What is being asked:
Report how many lines contain "xlabel"; state the number and nothing else.

━━ Task inputs ━━

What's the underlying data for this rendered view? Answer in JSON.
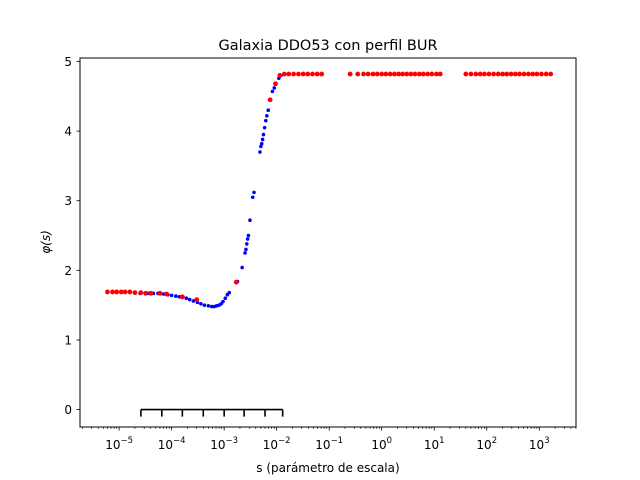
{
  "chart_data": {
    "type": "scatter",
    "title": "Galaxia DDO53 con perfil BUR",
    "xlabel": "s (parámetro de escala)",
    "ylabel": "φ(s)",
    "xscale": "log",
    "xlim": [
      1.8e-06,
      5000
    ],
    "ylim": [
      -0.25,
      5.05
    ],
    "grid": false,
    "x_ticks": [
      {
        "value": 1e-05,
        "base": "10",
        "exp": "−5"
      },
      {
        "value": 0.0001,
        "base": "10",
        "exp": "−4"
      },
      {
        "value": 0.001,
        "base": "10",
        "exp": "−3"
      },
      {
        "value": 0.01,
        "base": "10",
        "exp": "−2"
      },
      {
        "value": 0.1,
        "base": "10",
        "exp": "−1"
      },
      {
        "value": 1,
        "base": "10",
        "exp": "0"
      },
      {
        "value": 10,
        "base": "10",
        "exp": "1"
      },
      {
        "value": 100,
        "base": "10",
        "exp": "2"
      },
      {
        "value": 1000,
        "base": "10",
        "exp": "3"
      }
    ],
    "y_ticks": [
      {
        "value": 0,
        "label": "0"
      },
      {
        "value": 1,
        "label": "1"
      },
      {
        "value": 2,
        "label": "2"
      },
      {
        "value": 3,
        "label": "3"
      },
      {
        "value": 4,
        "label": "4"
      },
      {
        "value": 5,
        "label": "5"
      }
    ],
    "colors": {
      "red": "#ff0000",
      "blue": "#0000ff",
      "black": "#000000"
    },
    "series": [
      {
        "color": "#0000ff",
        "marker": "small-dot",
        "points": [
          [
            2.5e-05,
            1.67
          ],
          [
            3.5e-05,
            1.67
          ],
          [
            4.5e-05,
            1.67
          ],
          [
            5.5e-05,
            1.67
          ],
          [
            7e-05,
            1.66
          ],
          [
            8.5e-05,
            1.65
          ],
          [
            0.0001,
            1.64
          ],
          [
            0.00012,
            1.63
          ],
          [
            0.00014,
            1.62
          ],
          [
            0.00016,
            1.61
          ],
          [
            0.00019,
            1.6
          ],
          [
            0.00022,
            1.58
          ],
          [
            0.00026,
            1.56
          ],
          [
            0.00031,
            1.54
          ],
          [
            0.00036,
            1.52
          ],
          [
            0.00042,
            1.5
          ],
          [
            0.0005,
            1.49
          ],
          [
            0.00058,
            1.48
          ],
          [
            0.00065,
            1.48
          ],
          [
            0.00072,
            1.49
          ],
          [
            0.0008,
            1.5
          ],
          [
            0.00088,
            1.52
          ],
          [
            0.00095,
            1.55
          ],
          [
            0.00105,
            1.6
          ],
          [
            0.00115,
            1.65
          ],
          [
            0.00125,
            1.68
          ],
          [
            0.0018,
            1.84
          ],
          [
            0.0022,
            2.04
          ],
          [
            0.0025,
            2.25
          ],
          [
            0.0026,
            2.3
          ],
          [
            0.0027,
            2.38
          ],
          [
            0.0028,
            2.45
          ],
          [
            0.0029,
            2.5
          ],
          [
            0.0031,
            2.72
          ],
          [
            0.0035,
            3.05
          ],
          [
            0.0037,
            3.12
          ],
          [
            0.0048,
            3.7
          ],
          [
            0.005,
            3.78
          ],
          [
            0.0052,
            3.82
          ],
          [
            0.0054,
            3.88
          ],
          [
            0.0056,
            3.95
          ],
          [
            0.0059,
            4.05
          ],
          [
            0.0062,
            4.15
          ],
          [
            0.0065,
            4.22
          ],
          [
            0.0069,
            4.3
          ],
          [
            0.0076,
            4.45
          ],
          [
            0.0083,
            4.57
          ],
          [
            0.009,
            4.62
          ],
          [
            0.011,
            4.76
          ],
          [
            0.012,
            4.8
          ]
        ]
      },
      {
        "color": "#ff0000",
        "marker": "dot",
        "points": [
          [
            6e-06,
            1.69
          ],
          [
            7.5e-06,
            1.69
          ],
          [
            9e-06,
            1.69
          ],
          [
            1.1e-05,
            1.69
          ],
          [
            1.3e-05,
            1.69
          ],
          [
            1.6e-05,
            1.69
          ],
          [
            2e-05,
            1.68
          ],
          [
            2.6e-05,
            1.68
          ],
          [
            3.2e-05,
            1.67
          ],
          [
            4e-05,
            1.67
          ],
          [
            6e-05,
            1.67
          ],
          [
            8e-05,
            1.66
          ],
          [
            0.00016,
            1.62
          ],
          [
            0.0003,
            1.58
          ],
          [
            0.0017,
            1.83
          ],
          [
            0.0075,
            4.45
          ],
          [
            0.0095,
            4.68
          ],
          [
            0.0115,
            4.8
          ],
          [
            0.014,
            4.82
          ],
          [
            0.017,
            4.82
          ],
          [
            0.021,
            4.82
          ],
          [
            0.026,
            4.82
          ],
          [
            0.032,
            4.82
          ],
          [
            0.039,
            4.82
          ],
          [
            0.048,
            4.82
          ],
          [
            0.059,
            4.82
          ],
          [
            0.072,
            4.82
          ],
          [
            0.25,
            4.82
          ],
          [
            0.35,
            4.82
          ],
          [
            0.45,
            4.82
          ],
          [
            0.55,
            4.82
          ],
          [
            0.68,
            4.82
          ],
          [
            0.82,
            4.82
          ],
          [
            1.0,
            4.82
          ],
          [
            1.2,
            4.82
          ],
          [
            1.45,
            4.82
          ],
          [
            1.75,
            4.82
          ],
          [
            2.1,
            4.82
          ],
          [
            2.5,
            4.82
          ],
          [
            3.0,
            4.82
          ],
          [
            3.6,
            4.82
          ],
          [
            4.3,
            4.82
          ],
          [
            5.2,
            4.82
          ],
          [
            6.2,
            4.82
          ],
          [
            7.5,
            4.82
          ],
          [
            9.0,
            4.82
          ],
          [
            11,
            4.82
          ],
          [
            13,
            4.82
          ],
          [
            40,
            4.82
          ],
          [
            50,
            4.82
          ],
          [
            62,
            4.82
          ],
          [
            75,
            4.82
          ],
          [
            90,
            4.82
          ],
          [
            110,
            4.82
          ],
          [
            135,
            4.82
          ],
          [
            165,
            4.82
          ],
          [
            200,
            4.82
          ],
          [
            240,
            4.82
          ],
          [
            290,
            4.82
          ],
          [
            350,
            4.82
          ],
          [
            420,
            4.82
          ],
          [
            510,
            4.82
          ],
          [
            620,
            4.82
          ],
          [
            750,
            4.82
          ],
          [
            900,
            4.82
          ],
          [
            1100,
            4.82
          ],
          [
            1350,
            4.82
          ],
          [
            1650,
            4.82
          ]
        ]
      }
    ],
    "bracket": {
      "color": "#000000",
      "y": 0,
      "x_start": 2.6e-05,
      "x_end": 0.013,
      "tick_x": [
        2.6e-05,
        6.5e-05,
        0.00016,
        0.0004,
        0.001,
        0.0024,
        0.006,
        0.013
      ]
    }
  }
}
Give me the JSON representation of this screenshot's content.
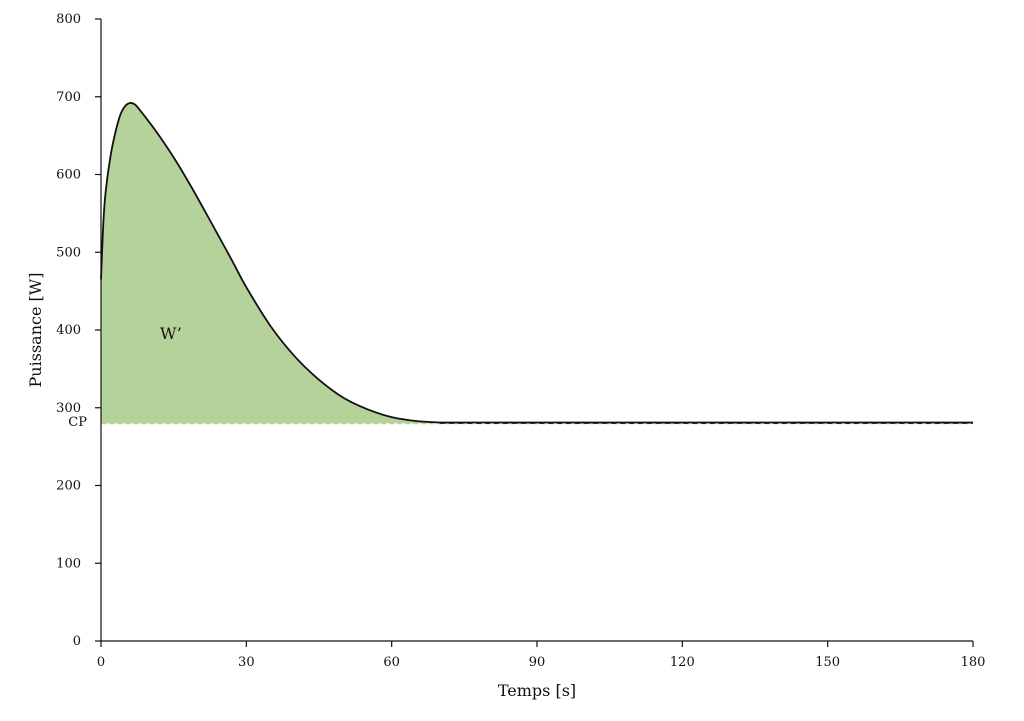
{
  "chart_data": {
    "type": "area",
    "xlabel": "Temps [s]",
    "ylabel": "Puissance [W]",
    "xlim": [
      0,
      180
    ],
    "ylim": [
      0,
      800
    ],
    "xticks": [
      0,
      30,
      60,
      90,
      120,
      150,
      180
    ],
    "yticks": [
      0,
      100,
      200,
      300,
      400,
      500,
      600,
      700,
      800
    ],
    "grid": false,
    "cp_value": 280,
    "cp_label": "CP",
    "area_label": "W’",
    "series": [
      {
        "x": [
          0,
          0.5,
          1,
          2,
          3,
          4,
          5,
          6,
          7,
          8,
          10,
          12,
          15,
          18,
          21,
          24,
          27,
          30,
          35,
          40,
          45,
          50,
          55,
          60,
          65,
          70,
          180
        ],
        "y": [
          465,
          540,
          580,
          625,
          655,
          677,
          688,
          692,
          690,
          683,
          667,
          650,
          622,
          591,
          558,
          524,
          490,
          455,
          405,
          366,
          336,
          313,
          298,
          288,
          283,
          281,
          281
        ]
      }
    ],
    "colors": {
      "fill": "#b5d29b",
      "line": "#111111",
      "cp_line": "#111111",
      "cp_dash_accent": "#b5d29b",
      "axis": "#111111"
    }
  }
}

━━━

Correct result:
2